** TASK DESCRIPTION **
Go through the records and copy each line where the word "JSON" occurs.

::: GIVEN DATA :::

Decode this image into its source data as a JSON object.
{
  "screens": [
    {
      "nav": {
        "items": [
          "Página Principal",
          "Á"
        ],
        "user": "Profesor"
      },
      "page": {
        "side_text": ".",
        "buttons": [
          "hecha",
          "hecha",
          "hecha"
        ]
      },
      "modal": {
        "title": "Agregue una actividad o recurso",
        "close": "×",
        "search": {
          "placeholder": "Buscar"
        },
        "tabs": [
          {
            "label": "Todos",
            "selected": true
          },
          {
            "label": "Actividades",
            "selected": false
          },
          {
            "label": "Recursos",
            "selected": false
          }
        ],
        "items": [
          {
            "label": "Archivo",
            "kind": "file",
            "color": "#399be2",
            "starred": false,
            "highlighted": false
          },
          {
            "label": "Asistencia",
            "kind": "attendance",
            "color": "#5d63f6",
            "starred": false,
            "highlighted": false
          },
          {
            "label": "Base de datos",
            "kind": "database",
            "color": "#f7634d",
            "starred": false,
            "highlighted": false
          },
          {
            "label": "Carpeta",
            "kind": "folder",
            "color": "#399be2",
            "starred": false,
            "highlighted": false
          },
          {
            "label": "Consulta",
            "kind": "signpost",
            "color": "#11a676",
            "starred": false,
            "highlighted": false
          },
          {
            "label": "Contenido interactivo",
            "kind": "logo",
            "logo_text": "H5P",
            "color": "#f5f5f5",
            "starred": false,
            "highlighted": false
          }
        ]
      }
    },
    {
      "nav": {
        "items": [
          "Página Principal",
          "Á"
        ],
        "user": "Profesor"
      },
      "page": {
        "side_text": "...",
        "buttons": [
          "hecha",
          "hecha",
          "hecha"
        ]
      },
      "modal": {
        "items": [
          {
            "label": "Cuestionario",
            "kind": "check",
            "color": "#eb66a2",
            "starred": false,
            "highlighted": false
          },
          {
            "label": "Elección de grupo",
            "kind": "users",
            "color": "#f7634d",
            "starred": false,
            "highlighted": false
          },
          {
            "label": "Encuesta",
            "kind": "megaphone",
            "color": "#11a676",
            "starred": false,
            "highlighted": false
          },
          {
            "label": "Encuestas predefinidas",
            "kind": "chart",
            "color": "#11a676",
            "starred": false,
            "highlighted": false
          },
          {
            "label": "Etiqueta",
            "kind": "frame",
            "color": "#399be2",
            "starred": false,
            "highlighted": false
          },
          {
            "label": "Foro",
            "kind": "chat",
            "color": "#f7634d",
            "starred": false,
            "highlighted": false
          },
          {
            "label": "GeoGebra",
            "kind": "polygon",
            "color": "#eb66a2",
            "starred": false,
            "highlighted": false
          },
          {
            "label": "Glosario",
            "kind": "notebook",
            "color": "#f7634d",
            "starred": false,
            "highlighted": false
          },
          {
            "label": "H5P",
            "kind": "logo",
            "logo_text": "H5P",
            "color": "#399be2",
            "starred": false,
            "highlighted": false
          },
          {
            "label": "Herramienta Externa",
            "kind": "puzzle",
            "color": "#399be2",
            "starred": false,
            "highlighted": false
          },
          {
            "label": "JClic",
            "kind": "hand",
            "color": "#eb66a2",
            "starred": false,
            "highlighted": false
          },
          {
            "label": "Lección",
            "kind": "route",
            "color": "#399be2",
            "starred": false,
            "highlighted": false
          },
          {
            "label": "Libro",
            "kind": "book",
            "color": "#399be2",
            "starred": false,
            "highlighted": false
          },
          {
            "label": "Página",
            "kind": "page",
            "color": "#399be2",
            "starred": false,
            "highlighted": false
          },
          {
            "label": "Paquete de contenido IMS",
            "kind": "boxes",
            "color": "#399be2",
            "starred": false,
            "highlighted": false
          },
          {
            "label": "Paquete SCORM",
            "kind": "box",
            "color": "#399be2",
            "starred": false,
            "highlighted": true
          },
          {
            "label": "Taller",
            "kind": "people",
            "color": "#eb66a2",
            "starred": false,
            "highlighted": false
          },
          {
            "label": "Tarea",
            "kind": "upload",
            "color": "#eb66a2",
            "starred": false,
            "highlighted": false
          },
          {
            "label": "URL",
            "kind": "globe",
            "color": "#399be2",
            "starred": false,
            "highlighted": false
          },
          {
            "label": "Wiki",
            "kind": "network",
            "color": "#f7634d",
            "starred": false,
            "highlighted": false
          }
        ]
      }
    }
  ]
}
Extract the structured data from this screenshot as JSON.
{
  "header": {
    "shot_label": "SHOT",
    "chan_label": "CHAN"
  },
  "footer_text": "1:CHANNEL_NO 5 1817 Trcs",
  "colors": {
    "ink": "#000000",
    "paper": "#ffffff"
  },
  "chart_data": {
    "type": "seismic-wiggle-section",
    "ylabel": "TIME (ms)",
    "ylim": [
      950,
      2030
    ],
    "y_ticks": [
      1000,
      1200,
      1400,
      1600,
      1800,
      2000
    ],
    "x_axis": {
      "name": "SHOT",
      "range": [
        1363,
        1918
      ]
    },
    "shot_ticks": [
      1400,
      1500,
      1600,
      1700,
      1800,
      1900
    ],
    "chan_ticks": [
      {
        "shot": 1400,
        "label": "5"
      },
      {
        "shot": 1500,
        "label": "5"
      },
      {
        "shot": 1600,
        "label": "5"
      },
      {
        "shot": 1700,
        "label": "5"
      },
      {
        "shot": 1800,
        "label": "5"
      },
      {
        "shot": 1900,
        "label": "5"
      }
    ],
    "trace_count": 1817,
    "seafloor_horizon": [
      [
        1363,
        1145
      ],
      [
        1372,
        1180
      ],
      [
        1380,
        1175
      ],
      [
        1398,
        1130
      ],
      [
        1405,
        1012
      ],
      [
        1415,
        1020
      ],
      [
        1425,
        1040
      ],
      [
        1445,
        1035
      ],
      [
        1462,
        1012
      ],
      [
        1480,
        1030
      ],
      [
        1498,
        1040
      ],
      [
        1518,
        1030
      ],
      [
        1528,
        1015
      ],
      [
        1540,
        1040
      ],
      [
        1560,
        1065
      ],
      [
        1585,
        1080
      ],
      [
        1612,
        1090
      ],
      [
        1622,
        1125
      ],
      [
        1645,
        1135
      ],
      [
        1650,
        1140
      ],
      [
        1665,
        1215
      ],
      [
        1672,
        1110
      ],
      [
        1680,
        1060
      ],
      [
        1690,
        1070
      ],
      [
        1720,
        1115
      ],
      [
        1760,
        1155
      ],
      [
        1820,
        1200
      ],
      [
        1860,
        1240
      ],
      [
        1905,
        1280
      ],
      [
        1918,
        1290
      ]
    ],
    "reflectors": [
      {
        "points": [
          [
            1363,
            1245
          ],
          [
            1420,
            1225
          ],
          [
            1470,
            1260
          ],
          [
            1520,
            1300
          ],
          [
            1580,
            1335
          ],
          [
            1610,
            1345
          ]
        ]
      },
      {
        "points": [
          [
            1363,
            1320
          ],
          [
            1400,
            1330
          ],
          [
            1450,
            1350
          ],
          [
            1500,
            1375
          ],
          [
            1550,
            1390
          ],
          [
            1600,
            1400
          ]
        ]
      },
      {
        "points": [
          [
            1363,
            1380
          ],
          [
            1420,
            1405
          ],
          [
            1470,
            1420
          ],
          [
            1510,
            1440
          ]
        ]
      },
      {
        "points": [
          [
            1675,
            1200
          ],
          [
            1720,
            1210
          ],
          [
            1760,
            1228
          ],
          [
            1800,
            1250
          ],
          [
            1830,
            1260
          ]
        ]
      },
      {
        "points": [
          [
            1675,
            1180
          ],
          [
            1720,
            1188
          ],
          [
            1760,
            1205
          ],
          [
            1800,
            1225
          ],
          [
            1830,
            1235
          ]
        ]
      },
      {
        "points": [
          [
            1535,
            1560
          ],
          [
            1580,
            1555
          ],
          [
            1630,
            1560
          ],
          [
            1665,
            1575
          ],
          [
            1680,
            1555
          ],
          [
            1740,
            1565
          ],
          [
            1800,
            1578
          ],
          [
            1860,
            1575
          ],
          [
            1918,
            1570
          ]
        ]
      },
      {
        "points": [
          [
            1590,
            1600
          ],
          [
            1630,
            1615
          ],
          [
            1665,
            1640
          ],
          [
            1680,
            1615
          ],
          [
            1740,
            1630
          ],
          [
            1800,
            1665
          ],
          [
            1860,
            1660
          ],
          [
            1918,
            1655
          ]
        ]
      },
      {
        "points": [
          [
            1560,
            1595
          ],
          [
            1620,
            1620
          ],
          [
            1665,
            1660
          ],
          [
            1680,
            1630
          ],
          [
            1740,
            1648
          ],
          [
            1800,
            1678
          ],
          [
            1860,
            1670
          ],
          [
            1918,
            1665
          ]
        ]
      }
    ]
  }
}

:::

** SOLUTION TO THIS TASK **
Decode this image into its source data as a JSON object.
Extract the structured data from this screenshot as JSON.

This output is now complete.